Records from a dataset

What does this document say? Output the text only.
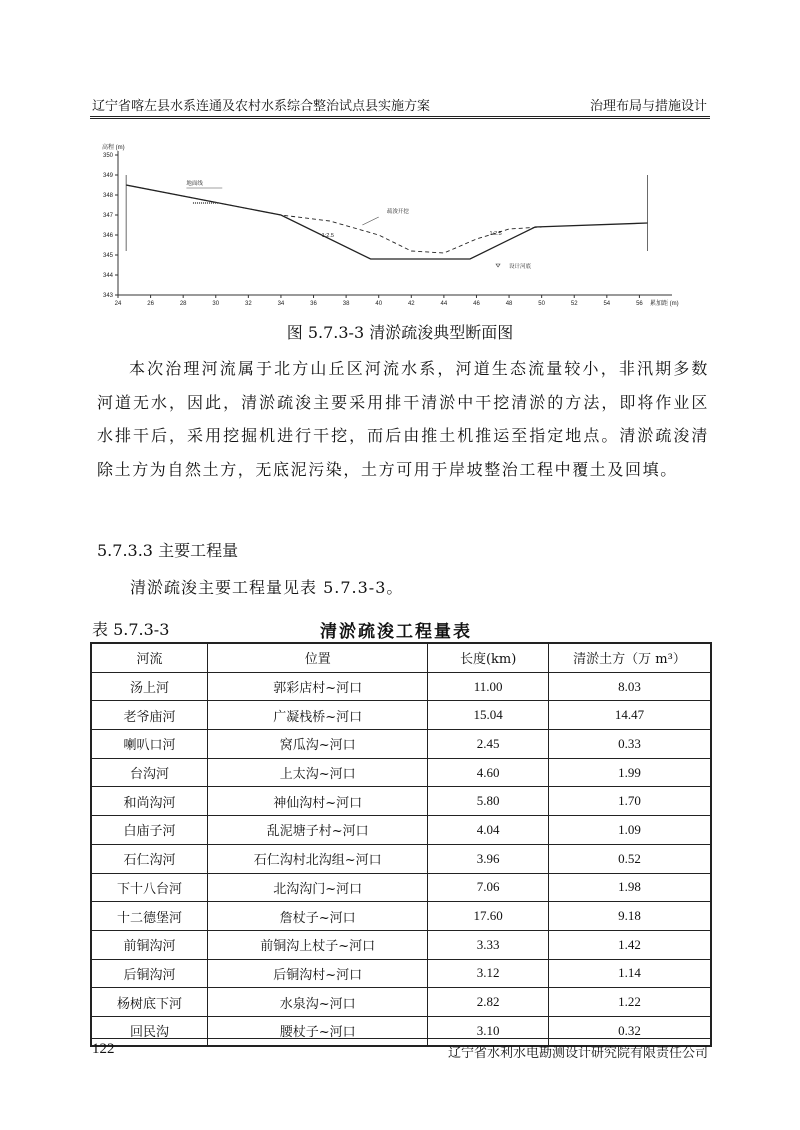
辽宁省喀左县水系连通及农村水系综合整治试点县实施方案	治理布局与措施设计
高程 (m)
累加距 (m)
24	26	28	30	32	34	36	38	40	42	44	46	48	50	52	54	56
343
344
345
346
347
348
349
350
地面线
疏浚开挖
1:2.5	1:2.5
设计河底
图 5.7.3-3 清淤疏浚典型断面图

本次治理河流属于北方山丘区河流水系，河道生态流量较小，非汛期多数河道无水，因此，清淤疏浚主要采用排干清淤中干挖清淤的方法，即将作业区水排干后，采用挖掘机进行干挖，而后由推土机推运至指定地点。清淤疏浚清除土方为自然土方，无底泥污染，土方可用于岸坡整治工程中覆土及回填。

5.7.3.3 主要工程量
清淤疏浚主要工程量见表 5.7.3-3。
表 5.7.3-3	清淤疏浚工程量表
河流	位置	长度(km)	清淤土方（万 m³）
汤上河	郭彩店村~河口	11.00	8.03
老爷庙河	广凝栈桥~河口	15.04	14.47
喇叭口河	窝瓜沟~河口	2.45	0.33
台沟河	上太沟~河口	4.60	1.99
和尚沟河	神仙沟村~河口	5.80	1.70
白庙子河	乱泥塘子村~河口	4.04	1.09
石仁沟河	石仁沟村北沟组~河口	3.96	0.52
下十八台河	北沟沟门~河口	7.06	1.98
十二德堡河	詹杖子~河口	17.60	9.18
前铜沟河	前铜沟上杖子~河口	3.33	1.42
后铜沟河	后铜沟村~河口	3.12	1.14
杨树底下河	水泉沟~河口	2.82	1.22
回民沟	腰杖子~河口	3.10	0.32
122	辽宁省水利水电勘测设计研究院有限责任公司
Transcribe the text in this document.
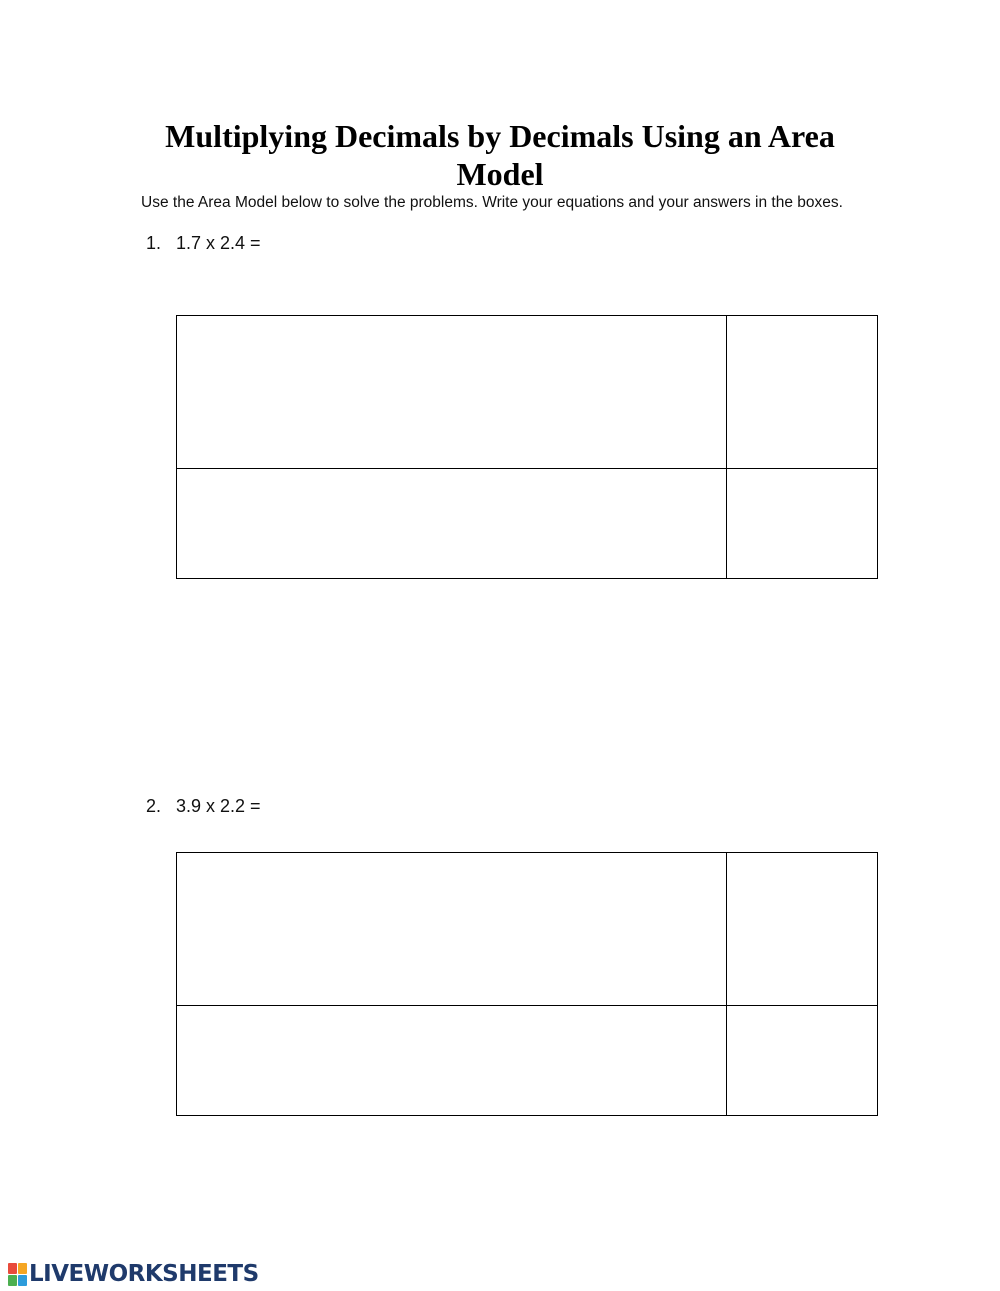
Multiplying Decimals by Decimals Using an Area
Model
Use the Area Model below to solve the problems. Write your equations and your answers in the boxes.
1. 1.7 x 2.4 =
2. 3.9 x 2.2 =
LIVEWORKSHEETS
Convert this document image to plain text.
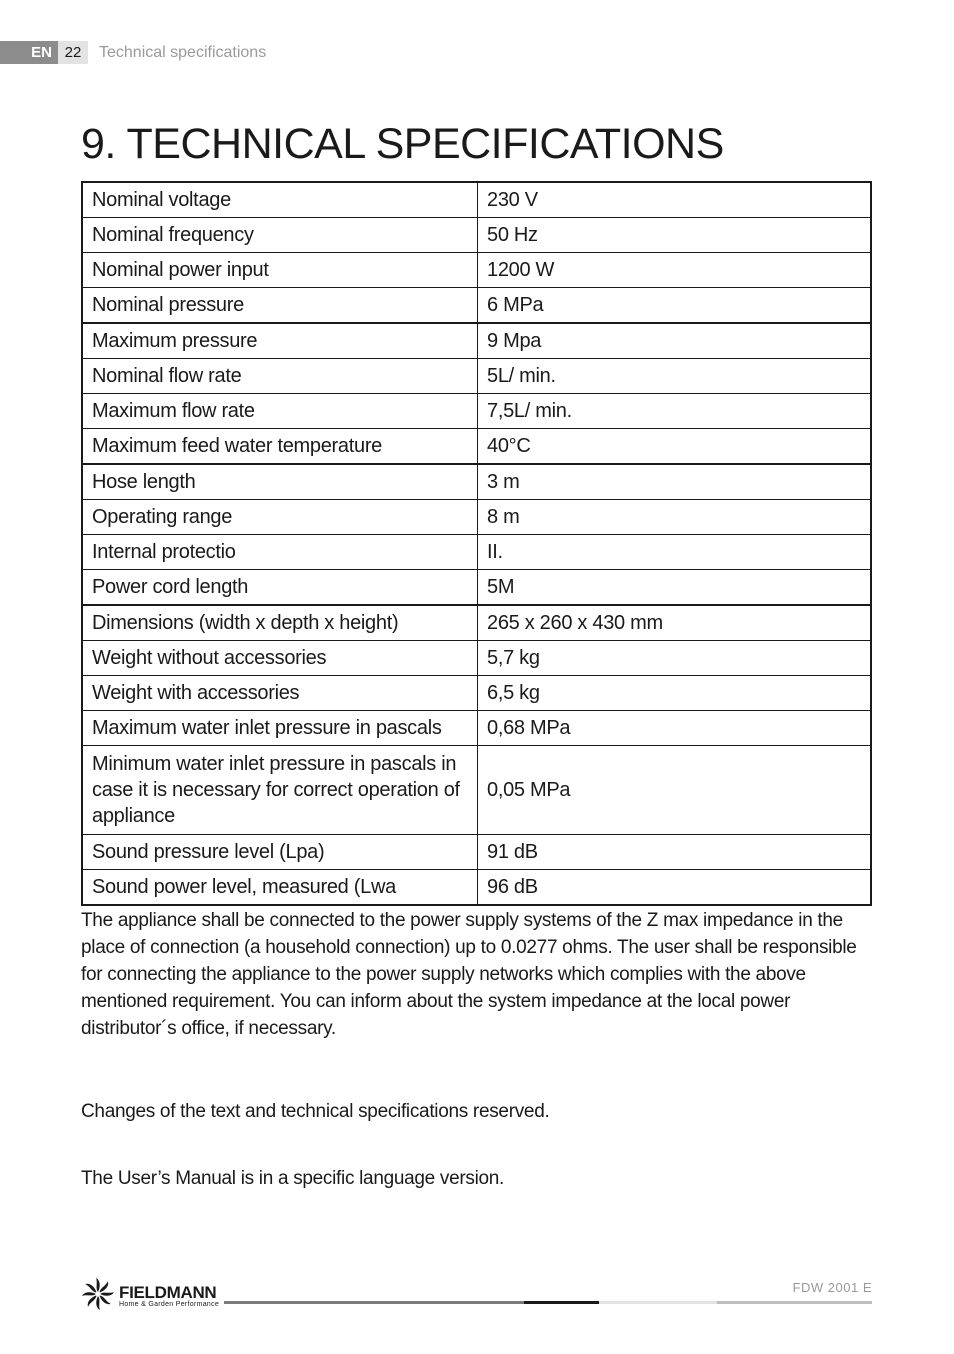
EN 22	Technical specifications
9. TECHNICAL SPECIFICATIONS
Nominal voltage	230 V
Nominal frequency	50 Hz
Nominal power input	1200 W
Nominal pressure	6 MPa
Maximum pressure	9 Mpa
Nominal flow rate	5L/ min.
Maximum flow rate	7,5L/ min.
Maximum feed water temperature	40°C
Hose length	3 m
Operating range	8 m
Internal protectio	II.
Power cord length	5M
Dimensions (width x depth x height)	265 x 260 x 430 mm
Weight without accessories	5,7 kg
Weight with accessories	6,5 kg
Maximum water inlet pressure in pascals	0,68 MPa
Minimum water inlet pressure in pascals in case it is necessary for correct operation of appliance	0,05 MPa
Sound pressure level (Lpa)	91 dB
Sound power level, measured (Lwa	96 dB

The appliance shall be connected to the power supply systems of the Z max impedance in the place of connection (a household connection) up to 0.0277 ohms. The user shall be responsible for connecting the appliance to the power supply networks which complies with the above mentioned requirement. You can inform about the system impedance at the local power distributor´s office, if necessary.

Changes of the text and technical specifications reserved.

The User’s Manual is in a specific language version.

FIELDMANN
Home & Garden Performance
FDW 2001 E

**Directions**. Your copy should repeat each entry above exactly but contain no pictures.

**Answer in full**.
What does this document say? Output the text only.
辽宁省喀左县水系连通及农村水系综合整治试点县实施方案	治理布局与措施设计
高程 (m)
累加距 (m)
24	26	28	30	32	34	36	38	40	42	44	46	48	50	52	54	56
343
344
345
346
347
348
349
350
地面线
疏浚开挖
1:2.5	1:2.5
设计河底
图 5.7.3-3 清淤疏浚典型断面图

本次治理河流属于北方山丘区河流水系，河道生态流量较小，非汛期多数河道无水，因此，清淤疏浚主要采用排干清淤中干挖清淤的方法，即将作业区水排干后，采用挖掘机进行干挖，而后由推土机推运至指定地点。清淤疏浚清除土方为自然土方，无底泥污染，土方可用于岸坡整治工程中覆土及回填。

5.7.3.3 主要工程量
清淤疏浚主要工程量见表 5.7.3-3。
表 5.7.3-3	清淤疏浚工程量表
河流	位置	长度(km)	清淤土方（万 m³）
汤上河	郭彩店村~河口	11.00	8.03
老爷庙河	广凝栈桥~河口	15.04	14.47
喇叭口河	窝瓜沟~河口	2.45	0.33
台沟河	上太沟~河口	4.60	1.99
和尚沟河	神仙沟村~河口	5.80	1.70
白庙子河	乱泥塘子村~河口	4.04	1.09
石仁沟河	石仁沟村北沟组~河口	3.96	0.52
下十八台河	北沟沟门~河口	7.06	1.98
十二德堡河	詹杖子~河口	17.60	9.18
前铜沟河	前铜沟上杖子~河口	3.33	1.42
后铜沟河	后铜沟村~河口	3.12	1.14
杨树底下河	水泉沟~河口	2.82	1.22
回民沟	腰杖子~河口	3.10	0.32
122	辽宁省水利水电勘测设计研究院有限责任公司
Transcribe the text in this document.
Multiplying Decimals by Decimals Using an Area
Model
Use the Area Model below to solve the problems. Write your equations and your answers in the boxes.
1. 1.7 x 2.4 =
2. 3.9 x 2.2 =
LIVEWORKSHEETS
Convert this document image to plain text.
EN 22	Technical specifications
9. TECHNICAL SPECIFICATIONS
Nominal voltage	230 V
Nominal frequency	50 Hz
Nominal power input	1200 W
Nominal pressure	6 MPa
Maximum pressure	9 Mpa
Nominal flow rate	5L/ min.
Maximum flow rate	7,5L/ min.
Maximum feed water temperature	40°C
Hose length	3 m
Operating range	8 m
Internal protectio	II.
Power cord length	5M
Dimensions (width x depth x height)	265 x 260 x 430 mm
Weight without accessories	5,7 kg
Weight with accessories	6,5 kg
Maximum water inlet pressure in pascals	0,68 MPa
Minimum water inlet pressure in pascals in case it is necessary for correct operation of appliance	0,05 MPa
Sound pressure level (Lpa)	91 dB
Sound power level, measured (Lwa	96 dB

The appliance shall be connected to the power supply systems of the Z max impedance in the place of connection (a household connection) up to 0.0277 ohms. The user shall be responsible for connecting the appliance to the power supply networks which complies with the above mentioned requirement. You can inform about the system impedance at the local power distributor´s office, if necessary.

Changes of the text and technical specifications reserved.

The User’s Manual is in a specific language version.

FIELDMANN
Home & Garden Performance
FDW 2001 E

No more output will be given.